> [YOUR INSTRUCTIONS]
Tally the lines in the data that follows that include the word "Collections", and report nothing but the total.

> [INFORMATION SUPPLIED]
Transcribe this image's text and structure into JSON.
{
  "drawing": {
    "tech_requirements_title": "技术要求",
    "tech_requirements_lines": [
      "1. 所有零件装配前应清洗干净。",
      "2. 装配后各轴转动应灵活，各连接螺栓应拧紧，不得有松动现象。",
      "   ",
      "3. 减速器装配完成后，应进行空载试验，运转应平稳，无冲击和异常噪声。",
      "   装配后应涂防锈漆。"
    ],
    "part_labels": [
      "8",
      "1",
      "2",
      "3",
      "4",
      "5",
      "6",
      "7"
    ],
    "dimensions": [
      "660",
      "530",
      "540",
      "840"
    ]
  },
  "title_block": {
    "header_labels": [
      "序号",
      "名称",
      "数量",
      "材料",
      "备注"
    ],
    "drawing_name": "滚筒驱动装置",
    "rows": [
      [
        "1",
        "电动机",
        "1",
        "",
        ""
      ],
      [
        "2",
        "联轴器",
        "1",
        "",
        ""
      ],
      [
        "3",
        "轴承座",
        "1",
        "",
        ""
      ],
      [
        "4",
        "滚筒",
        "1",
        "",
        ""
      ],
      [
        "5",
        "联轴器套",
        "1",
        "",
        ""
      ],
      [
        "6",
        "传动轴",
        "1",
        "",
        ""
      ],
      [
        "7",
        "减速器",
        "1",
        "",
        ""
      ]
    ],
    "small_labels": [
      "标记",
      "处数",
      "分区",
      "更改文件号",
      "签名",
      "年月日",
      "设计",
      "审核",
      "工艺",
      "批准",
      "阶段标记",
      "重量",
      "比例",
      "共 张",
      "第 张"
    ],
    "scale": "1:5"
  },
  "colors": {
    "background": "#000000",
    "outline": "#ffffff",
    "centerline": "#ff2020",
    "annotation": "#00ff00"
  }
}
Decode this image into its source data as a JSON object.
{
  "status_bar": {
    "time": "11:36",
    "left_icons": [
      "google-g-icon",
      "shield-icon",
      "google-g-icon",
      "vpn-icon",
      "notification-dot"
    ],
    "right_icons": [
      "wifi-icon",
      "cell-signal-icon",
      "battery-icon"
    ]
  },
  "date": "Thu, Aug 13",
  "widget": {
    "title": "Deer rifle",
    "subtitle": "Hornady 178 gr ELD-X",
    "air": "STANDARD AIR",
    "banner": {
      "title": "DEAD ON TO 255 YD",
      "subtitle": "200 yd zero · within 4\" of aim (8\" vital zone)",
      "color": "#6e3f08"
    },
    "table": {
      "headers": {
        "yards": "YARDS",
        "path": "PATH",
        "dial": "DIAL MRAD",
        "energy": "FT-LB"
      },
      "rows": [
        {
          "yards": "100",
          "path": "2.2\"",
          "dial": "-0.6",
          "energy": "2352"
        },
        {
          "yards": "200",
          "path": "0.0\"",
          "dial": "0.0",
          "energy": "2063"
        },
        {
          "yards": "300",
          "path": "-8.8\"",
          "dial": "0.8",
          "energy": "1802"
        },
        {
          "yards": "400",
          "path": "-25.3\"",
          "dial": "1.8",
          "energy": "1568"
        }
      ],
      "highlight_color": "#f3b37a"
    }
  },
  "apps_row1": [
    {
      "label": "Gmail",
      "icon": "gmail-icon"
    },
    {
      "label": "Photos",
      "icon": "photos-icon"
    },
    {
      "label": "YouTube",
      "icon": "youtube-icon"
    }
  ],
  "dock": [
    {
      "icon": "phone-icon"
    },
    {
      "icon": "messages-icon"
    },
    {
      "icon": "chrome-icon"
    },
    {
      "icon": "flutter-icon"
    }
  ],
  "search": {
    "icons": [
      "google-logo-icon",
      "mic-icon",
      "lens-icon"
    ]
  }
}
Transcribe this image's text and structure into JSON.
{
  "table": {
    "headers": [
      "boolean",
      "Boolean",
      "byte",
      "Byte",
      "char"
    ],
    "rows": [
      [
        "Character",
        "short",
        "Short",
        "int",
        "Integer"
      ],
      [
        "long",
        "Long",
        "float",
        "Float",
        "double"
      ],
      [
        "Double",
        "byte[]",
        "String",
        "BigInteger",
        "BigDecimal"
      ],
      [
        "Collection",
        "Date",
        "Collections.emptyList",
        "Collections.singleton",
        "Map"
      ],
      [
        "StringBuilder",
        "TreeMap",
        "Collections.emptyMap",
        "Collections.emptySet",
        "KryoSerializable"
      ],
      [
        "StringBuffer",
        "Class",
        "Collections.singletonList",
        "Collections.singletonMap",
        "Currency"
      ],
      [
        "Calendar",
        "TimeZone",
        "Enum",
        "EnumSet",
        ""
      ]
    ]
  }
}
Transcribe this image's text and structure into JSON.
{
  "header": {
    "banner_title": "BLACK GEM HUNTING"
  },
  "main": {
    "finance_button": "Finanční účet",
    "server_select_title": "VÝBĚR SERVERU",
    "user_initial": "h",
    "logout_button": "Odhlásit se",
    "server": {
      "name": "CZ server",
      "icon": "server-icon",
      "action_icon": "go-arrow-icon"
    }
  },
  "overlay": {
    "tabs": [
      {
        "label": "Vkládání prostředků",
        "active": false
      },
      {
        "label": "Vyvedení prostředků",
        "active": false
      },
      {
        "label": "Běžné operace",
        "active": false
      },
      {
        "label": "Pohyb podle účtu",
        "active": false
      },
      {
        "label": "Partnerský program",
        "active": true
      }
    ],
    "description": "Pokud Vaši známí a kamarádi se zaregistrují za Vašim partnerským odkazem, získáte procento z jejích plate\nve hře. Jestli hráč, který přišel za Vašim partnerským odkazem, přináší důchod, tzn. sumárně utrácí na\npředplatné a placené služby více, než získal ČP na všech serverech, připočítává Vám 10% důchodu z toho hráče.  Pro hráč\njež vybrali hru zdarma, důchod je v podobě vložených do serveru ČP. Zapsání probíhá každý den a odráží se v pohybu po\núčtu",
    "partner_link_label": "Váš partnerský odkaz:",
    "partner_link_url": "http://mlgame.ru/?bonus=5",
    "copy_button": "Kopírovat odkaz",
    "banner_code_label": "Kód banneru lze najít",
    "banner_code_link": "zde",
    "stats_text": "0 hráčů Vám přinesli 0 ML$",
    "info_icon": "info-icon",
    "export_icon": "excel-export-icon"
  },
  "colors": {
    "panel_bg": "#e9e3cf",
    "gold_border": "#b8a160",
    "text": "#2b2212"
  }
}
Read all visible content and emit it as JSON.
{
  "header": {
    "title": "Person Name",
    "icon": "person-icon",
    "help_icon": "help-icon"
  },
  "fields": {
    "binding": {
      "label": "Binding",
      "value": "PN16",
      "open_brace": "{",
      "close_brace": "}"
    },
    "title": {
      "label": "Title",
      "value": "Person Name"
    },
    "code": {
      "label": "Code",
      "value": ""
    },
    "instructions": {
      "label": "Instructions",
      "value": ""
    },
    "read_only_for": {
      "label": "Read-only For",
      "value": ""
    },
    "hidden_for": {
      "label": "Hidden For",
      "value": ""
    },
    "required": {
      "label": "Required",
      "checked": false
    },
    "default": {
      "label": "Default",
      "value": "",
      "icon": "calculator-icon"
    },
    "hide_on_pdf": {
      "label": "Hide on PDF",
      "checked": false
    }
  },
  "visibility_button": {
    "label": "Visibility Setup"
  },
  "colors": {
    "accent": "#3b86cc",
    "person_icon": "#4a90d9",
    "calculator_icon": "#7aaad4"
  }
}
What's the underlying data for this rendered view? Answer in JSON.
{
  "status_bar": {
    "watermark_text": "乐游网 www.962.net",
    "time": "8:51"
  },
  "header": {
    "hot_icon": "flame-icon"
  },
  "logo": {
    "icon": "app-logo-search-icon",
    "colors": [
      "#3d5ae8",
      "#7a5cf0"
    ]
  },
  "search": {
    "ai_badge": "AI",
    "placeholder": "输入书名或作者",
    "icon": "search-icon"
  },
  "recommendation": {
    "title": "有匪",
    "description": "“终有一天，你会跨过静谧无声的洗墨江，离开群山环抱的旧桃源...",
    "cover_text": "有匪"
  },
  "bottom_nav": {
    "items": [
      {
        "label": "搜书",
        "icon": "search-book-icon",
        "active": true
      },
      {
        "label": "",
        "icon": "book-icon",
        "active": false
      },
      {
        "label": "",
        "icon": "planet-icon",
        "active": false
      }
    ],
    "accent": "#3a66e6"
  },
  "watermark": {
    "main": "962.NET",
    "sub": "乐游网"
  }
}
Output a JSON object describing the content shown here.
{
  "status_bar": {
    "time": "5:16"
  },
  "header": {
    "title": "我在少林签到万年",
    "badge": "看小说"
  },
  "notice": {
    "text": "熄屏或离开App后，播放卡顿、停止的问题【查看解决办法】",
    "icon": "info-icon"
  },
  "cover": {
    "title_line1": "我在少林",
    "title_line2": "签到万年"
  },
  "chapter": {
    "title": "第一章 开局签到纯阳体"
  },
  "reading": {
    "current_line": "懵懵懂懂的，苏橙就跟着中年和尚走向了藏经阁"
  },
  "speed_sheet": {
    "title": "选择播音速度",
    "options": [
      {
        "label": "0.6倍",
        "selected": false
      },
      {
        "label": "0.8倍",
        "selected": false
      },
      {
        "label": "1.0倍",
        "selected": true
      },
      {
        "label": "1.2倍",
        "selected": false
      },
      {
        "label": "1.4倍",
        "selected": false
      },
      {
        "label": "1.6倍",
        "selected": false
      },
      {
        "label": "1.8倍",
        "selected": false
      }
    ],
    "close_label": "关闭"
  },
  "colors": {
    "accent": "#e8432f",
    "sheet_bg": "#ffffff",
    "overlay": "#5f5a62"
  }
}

> [ANSWER TO THE PROBLEM]
6